Passage du texte —
La droite au pouvoir est, évidemment, habile à la manœuvre sur ces sujets hautement sensibles. Mais la gauche dans son ensemble – organisations politiques, syndicats et associations – porte une lourde responsabilité, qu’illustre la trop faible opposition, voire la participation, à des opérations politiques qui divisent les opprimé·es. En découle une succession de postures défensives, défavorables au développement de mouvements féministes inclusifs. L’affaiblissement global des forces féministes est redoublé d’un morcellement qui contraint la possibilité même de débats contradictoires.

Ce contexte pèse très négativement sur les nouvelles alliances nécessaires pour penser un projet de société féministe, radicalement alternatif au capitalisme et au patriarcat. D’où des oppositions souvent figées entre un «universalisme» féministe qui exclurait la diversité de l’expérience des femmes et des approches alternatives accusées d’incarner des replis identitaires. Le parti pris de cet ouvrage n’est certainement pas de renvoyer les un·es et les autres dos à dos. Au fil des articles, un certain féminisme est sous le feu de la critique, comme étant l’outil des femmes blanches, hétérosexuelles, de classes moyennes et intellectuelles. C’est également une certaine grille de lecture féministe limitée aux rapports de genre qui est mise en cause. Viviane Namaste opère ainsi un retour critique sur la manière dont les théoriciennes et les militantes féministes ont envisagé les existences des trans’, souvent uniquement par le prisme du genre. Ces critiques justifiées ne délégitiment cependant pas la nécessité du féminisme pour penser et agir dans ce monde. Elles nous apparaissent au contraire comme une invitation à imaginer un féminisme au pluriel, inclusif et enrichi des expériences des personnes qui s’y reconnaissent et en font une pratique de lutte quotidienne. Comme le souligne Raewyn Connell, les idées féministes portent un potentiel radical de transformation de l’ordre du genre et rendent possibles de nouvelles alliances, notamment à travers les critiques de la masculinité hégémonique qui imprègne le militantisme de gauche lui-même.

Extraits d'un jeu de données
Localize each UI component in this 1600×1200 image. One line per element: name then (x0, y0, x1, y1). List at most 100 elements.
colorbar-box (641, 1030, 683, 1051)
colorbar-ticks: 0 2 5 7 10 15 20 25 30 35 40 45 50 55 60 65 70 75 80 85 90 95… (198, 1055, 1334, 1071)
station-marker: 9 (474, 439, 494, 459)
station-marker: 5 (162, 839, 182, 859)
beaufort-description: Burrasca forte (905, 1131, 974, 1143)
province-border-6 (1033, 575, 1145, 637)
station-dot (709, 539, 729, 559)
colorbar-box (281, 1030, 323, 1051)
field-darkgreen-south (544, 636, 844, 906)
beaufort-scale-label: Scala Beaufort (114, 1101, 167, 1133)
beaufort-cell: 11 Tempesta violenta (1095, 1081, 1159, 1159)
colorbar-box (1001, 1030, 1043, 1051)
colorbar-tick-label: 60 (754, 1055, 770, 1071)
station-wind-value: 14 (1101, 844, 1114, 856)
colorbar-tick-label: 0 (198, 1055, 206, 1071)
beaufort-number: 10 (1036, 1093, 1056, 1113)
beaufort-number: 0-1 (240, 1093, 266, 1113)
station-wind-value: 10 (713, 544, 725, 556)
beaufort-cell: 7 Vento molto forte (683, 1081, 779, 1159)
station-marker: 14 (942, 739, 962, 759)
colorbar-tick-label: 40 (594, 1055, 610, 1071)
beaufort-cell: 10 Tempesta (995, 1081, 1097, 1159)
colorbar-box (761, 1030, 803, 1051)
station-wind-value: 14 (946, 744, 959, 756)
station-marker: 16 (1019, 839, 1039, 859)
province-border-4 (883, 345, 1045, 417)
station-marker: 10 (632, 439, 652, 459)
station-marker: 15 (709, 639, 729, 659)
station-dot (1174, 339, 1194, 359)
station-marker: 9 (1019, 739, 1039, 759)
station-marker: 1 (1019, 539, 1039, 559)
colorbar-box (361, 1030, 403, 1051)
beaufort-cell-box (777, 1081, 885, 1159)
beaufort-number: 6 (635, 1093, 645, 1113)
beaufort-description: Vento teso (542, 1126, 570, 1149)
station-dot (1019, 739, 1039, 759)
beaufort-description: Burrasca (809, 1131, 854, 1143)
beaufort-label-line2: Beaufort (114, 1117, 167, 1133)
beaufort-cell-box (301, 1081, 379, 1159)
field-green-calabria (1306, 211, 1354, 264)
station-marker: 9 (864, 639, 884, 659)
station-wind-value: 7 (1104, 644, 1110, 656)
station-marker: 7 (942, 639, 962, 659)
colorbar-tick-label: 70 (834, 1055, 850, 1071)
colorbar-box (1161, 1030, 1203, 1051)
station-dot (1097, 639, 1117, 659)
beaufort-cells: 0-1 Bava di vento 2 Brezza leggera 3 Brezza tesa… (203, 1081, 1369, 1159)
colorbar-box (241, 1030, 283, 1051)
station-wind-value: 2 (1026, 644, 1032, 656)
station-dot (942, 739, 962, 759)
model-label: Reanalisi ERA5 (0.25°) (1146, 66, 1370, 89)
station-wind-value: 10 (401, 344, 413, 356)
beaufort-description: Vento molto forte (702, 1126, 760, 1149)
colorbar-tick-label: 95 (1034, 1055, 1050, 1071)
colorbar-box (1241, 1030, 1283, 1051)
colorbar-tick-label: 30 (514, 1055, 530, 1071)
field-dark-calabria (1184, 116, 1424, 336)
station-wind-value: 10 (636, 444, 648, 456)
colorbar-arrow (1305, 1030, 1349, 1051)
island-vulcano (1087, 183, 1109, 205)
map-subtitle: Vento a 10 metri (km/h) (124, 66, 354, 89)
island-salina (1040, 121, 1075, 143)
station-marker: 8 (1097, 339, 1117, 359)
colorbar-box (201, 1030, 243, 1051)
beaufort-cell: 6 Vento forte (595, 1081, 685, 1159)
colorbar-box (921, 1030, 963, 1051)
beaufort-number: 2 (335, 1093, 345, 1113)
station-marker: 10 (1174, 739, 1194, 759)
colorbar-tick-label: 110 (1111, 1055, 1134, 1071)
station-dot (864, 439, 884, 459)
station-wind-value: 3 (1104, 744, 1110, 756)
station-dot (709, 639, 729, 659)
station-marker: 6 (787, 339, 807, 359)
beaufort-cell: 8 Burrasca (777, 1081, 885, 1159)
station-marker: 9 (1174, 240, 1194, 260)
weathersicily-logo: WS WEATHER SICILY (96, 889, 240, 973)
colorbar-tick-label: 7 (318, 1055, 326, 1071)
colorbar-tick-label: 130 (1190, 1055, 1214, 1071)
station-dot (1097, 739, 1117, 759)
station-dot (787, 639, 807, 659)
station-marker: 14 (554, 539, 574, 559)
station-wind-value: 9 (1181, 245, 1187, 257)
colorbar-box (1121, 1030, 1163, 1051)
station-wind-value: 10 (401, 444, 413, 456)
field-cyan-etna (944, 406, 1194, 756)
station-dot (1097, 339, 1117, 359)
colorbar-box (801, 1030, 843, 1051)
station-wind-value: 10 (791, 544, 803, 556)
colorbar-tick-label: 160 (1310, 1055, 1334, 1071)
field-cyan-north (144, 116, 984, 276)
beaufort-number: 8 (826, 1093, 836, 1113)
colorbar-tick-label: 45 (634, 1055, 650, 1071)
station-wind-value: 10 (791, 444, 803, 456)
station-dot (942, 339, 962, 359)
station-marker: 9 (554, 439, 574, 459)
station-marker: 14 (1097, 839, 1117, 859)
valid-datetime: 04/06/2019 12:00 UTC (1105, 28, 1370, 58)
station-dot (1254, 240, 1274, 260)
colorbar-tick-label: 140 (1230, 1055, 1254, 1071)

Tâche à faire 1 —
D'après le passage sur le féminisme, sur quoi Viviane Namaste opère-t-elle un retour critique ?
Tâche à faire 2 —
Poursuivez le passage sur le féminisme et la gauche après sa dernière phrase.

Réponse rédigée 1 —
Sur la manière dont les théoriciennes et les militantes féministes ont envisagé les existences des trans', souvent uniquement par le prisme du genre.

Réponse rédigée 2 —
Cet ouvrage ne prétend pas offrir de pistes «clé en main» pour dépasser – ou survoler – l’état des controverses. Plus modestement, il nous a semblé utile et pertinent de rassembler ici une série de contributions, militantes et théoriques, qui traitent de thèmes féministes actuels. À l’origine de ce projet, il nous est apparu que certains discours dominants sur les femmes et le féminisme se font une spécialité de parler à la place des opprimées, dans un double processus d’altérisation – leur oppression serait radicalement «autre» – et de dépossession de la parole. Reprenant le principe féministe «Ne me libérez pas, je m’en charge !», nous avons donc choisi d’aborder certaines des questions conflictuelles de ces dernières années en donnant la parole aux actrices des luttes elles-mêmes. Sans prétendre à l’exhaustivité, ni dans les thèmes abordés, ni dans le choix des participantes à l’ouvrage, nous avons souhaité offrir une tribune à une diversité de points de vue.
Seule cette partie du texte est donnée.